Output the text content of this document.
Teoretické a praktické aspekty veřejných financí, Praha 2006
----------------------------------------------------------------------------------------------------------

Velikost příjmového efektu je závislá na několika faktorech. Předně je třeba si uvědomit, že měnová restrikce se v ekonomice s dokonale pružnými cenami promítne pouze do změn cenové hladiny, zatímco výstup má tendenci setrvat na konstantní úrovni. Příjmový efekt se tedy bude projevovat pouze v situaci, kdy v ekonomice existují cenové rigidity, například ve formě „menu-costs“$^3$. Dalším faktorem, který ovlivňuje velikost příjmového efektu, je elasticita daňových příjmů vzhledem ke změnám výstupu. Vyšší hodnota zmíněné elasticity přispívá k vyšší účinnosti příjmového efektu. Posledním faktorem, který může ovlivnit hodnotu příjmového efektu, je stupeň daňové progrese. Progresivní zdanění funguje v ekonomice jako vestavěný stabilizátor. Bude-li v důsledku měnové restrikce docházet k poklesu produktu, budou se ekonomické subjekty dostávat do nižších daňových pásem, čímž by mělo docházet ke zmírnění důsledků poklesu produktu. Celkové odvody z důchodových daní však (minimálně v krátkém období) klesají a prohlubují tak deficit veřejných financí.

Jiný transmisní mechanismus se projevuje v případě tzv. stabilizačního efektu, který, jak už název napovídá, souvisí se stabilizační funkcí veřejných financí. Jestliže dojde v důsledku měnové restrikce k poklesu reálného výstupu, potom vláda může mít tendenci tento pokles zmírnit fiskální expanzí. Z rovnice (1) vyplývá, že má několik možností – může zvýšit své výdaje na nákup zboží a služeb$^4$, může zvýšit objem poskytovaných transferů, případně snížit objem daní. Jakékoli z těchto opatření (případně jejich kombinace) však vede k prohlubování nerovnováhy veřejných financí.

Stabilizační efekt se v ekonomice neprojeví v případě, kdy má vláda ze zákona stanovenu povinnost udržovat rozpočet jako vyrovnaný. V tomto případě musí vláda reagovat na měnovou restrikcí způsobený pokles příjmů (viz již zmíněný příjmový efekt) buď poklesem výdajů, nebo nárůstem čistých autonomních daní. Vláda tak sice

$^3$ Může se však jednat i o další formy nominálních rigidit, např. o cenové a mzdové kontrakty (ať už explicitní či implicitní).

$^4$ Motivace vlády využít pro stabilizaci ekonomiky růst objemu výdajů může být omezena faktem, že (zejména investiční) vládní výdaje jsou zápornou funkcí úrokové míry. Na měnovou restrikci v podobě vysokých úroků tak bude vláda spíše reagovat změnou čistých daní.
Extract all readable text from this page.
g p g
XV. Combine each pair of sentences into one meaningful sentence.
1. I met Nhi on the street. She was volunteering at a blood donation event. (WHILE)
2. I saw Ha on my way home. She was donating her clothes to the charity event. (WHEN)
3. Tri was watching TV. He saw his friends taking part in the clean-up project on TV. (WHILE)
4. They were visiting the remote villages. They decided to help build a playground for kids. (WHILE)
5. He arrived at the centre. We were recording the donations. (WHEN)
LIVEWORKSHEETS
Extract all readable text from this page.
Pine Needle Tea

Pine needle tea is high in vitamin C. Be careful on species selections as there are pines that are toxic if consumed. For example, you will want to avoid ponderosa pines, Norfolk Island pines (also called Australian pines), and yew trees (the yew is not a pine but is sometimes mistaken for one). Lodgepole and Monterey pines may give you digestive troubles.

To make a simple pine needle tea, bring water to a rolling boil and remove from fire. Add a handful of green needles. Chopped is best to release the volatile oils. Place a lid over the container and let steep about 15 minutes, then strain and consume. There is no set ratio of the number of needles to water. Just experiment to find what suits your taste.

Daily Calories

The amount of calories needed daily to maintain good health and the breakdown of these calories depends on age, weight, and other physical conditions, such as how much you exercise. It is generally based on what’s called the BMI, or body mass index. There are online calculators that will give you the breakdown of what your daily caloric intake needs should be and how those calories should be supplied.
+-------+
OBJECTIVE:
Where a line of the data holds "čistých", show that line.

EXPECTED ANSWER:
Stabilizační efekt se v ekonomice neprojeví v případě, kdy má vláda ze zákona stanovenu povinnost udržovat rozpočet jako vyrovnaný. V tomto případě musí vláda reagovat na měnovou restrikcí způsobený pokles příjmů (viz již zmíněný příjmový efekt) buď poklesem výdajů, nebo nárůstem čistých autonomních daní. Vláda tak sice
$^4$ Motivace vlády využít pro stabilizaci ekonomiky růst objemu výdajů může být omezena faktem, že (zejména investiční) vládní výdaje jsou zápornou funkcí úrokové míry. Na měnovou restrikci v podobě vysokých úroků tak bude vláda spíše reagovat změnou čistých daní.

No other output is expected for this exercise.